Please repeat all of the listing exactly.

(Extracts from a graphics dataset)
.....

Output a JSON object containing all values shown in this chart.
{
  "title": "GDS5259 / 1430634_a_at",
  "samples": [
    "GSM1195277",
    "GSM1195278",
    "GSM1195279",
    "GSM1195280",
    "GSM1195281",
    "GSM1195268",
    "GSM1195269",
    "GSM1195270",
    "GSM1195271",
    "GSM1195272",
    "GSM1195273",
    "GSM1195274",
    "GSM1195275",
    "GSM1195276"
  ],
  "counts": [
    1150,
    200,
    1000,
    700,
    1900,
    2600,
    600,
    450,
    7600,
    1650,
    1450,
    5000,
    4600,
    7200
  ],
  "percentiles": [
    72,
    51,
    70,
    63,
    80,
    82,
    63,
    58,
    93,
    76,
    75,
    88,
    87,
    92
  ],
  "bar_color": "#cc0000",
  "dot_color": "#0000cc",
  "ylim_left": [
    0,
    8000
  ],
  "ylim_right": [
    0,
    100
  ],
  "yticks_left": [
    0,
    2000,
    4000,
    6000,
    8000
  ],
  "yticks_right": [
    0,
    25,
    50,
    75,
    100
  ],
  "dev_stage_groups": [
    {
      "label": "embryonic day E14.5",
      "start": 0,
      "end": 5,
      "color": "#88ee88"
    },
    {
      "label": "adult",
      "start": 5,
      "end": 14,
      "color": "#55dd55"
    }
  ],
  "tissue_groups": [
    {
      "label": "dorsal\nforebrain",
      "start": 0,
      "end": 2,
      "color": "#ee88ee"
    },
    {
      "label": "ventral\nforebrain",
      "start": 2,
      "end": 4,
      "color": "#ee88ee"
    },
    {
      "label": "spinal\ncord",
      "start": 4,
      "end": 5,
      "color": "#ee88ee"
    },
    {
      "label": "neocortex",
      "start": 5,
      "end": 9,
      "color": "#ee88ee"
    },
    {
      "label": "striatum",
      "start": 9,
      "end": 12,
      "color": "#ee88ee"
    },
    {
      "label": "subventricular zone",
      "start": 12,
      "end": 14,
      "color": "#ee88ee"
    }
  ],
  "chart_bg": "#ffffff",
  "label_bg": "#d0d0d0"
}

.....

__CORRECT ANSWER__.
Output a JSON object containing all values shown in this chart.
{
  "title": "GDS5259 / 1430634_a_at",
  "samples": [
    "GSM1195277",
    "GSM1195278",
    "GSM1195279",
    "GSM1195280",
    "GSM1195281",
    "GSM1195268",
    "GSM1195269",
    "GSM1195270",
    "GSM1195271",
    "GSM1195272",
    "GSM1195273",
    "GSM1195274",
    "GSM1195275",
    "GSM1195276"
  ],
  "counts": [
    1150,
    200,
    1000,
    700,
    1900,
    2600,
    600,
    450,
    7600,
    1650,
    1450,
    5000,
    4600,
    7200
  ],
  "percentiles": [
    72,
    51,
    70,
    63,
    80,
    82,
    63,
    58,
    93,
    76,
    75,
    88,
    87,
    92
  ],
  "bar_color": "#cc0000",
  "dot_color": "#0000cc",
  "ylim_left": [
    0,
    8000
  ],
  "ylim_right": [
    0,
    100
  ],
  "yticks_left": [
    0,
    2000,
    4000,
    6000,
    8000
  ],
  "yticks_right": [
    0,
    25,
    50,
    75,
    100
  ],
  "dev_stage_groups": [
    {
      "label": "embryonic day E14.5",
      "start": 0,
      "end": 5,
      "color": "#88ee88"
    },
    {
      "label": "adult",
      "start": 5,
      "end": 14,
      "color": "#55dd55"
    }
  ],
  "tissue_groups": [
    {
      "label": "dorsal\nforebrain",
      "start": 0,
      "end": 2,
      "color": "#ee88ee"
    },
    {
      "label": "ventral\nforebrain",
      "start": 2,
      "end": 4,
      "color": "#ee88ee"
    },
    {
      "label": "spinal\ncord",
      "start": 4,
      "end": 5,
      "color": "#ee88ee"
    },
    {
      "label": "neocortex",
      "start": 5,
      "end": 9,
      "color": "#ee88ee"
    },
    {
      "label": "striatum",
      "start": 9,
      "end": 12,
      "color": "#ee88ee"
    },
    {
      "label": "subventricular zone",
      "start": 12,
      "end": 14,
      "color": "#ee88ee"
    }
  ],
  "chart_bg": "#ffffff",
  "label_bg": "#d0d0d0"
}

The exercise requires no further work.